From the entries below, copy out every line with "Control" in it.

"""

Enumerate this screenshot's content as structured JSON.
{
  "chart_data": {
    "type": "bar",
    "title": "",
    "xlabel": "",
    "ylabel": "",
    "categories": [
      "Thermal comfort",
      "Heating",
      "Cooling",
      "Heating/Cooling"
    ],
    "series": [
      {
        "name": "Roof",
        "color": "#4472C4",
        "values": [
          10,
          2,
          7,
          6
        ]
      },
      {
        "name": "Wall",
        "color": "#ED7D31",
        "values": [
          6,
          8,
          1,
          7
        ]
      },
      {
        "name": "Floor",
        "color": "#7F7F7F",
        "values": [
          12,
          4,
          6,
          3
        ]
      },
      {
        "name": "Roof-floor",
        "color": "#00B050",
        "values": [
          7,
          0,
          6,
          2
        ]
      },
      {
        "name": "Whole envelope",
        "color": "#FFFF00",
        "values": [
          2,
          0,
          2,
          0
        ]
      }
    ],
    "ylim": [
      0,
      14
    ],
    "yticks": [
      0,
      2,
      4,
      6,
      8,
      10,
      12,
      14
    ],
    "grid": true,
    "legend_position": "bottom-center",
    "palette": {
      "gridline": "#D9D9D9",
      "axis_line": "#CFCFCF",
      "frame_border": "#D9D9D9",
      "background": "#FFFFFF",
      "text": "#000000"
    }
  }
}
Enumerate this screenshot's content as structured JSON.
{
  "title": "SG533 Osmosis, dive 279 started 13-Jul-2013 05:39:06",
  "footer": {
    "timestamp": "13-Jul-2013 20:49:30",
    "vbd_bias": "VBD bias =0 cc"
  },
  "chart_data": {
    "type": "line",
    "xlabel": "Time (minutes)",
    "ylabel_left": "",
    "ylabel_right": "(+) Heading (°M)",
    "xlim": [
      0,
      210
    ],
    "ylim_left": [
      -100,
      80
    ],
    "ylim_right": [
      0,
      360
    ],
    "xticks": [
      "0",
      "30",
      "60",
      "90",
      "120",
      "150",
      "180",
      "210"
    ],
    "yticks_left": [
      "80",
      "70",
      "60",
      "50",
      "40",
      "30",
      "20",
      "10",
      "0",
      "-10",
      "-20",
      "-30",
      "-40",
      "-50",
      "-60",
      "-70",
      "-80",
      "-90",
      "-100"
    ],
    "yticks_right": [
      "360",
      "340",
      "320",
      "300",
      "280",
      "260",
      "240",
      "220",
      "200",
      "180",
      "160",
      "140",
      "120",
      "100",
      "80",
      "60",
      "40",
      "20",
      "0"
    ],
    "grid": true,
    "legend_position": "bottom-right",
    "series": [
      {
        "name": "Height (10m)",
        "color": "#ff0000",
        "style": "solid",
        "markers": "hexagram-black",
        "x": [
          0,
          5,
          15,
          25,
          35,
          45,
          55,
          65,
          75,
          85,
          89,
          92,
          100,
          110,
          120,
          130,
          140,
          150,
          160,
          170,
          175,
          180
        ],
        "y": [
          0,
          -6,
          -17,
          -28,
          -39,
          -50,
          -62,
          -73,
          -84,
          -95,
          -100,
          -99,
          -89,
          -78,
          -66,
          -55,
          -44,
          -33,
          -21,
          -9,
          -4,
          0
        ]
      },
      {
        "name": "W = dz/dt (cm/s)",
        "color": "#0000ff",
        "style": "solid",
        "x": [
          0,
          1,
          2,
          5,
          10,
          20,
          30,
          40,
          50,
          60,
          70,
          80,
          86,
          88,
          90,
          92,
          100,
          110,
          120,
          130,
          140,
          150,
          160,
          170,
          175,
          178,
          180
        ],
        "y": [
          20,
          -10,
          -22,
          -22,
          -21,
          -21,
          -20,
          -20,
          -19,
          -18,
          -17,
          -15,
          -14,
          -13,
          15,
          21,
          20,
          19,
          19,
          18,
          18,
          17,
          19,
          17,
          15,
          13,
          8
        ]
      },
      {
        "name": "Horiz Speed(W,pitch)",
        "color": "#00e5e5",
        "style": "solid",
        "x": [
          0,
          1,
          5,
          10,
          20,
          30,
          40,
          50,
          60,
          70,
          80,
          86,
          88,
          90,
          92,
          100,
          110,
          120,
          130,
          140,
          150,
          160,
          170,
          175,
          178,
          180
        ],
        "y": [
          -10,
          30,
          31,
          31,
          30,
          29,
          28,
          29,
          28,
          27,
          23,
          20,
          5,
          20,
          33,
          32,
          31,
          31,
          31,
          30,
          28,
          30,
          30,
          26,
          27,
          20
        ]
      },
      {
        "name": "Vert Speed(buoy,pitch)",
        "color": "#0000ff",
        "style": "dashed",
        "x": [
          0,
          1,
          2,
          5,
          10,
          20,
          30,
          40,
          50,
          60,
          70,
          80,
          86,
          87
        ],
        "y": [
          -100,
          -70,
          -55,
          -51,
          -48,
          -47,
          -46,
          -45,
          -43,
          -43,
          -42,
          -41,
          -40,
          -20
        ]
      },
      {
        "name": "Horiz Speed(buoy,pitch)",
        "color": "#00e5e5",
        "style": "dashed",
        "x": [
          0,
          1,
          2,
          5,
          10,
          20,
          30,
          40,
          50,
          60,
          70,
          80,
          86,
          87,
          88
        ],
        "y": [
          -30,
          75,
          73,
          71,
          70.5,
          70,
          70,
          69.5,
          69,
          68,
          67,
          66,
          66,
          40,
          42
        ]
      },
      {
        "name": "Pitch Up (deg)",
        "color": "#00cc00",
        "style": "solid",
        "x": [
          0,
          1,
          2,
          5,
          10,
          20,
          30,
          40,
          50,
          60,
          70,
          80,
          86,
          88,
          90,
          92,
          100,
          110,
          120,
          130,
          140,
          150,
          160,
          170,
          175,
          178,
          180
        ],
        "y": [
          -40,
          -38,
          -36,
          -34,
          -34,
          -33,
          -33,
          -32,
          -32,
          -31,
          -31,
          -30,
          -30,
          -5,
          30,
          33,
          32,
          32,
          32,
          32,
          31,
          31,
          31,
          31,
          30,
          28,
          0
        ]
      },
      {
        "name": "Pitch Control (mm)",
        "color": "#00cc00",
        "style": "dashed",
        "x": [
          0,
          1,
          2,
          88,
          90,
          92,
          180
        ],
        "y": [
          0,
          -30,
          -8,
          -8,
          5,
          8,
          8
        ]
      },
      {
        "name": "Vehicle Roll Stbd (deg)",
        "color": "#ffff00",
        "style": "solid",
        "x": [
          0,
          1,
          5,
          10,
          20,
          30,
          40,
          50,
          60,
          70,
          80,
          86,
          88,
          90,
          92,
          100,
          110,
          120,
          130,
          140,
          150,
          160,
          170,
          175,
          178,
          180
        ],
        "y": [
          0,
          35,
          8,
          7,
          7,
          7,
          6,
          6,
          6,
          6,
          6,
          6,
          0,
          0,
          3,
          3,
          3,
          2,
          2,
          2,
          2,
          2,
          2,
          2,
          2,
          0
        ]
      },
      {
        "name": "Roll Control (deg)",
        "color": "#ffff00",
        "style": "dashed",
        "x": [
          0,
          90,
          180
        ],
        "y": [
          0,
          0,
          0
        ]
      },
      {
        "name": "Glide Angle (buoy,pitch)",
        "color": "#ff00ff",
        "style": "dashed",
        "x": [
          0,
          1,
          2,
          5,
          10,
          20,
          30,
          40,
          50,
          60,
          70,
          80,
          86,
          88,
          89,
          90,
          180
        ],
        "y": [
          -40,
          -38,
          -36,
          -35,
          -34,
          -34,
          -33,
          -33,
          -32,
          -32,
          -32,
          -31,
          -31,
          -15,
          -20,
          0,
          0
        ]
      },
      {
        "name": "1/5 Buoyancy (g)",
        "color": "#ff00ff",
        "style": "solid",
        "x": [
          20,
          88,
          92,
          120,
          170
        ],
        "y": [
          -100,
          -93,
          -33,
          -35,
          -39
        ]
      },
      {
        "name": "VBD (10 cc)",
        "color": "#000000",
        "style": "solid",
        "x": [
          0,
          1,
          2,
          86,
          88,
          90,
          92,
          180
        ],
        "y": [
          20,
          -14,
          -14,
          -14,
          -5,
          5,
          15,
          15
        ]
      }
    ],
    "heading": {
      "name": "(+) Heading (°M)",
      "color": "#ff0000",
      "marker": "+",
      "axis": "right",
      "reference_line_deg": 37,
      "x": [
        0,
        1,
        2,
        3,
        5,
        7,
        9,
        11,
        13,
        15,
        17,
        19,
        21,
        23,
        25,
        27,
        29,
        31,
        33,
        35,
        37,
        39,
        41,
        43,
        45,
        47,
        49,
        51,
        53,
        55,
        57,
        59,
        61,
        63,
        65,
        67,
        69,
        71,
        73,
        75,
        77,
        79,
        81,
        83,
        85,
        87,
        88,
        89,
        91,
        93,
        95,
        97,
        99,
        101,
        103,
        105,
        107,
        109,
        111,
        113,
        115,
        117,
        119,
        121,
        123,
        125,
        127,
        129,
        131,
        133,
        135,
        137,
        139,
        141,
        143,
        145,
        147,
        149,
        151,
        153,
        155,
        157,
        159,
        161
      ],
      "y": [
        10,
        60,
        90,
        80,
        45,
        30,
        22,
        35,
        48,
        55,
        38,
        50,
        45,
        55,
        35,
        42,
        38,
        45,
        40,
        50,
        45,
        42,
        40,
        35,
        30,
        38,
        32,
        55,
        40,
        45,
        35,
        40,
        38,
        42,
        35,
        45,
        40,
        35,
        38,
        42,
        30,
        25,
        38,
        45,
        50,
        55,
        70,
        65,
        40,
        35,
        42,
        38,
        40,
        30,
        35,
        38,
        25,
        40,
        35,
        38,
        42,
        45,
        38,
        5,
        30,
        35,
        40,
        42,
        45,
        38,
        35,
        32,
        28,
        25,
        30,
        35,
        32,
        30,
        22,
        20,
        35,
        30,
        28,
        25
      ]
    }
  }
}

"""

→ PROBLEM SOLUTION:
        "name": "Pitch Control (mm)",
        "name": "Roll Control (deg)",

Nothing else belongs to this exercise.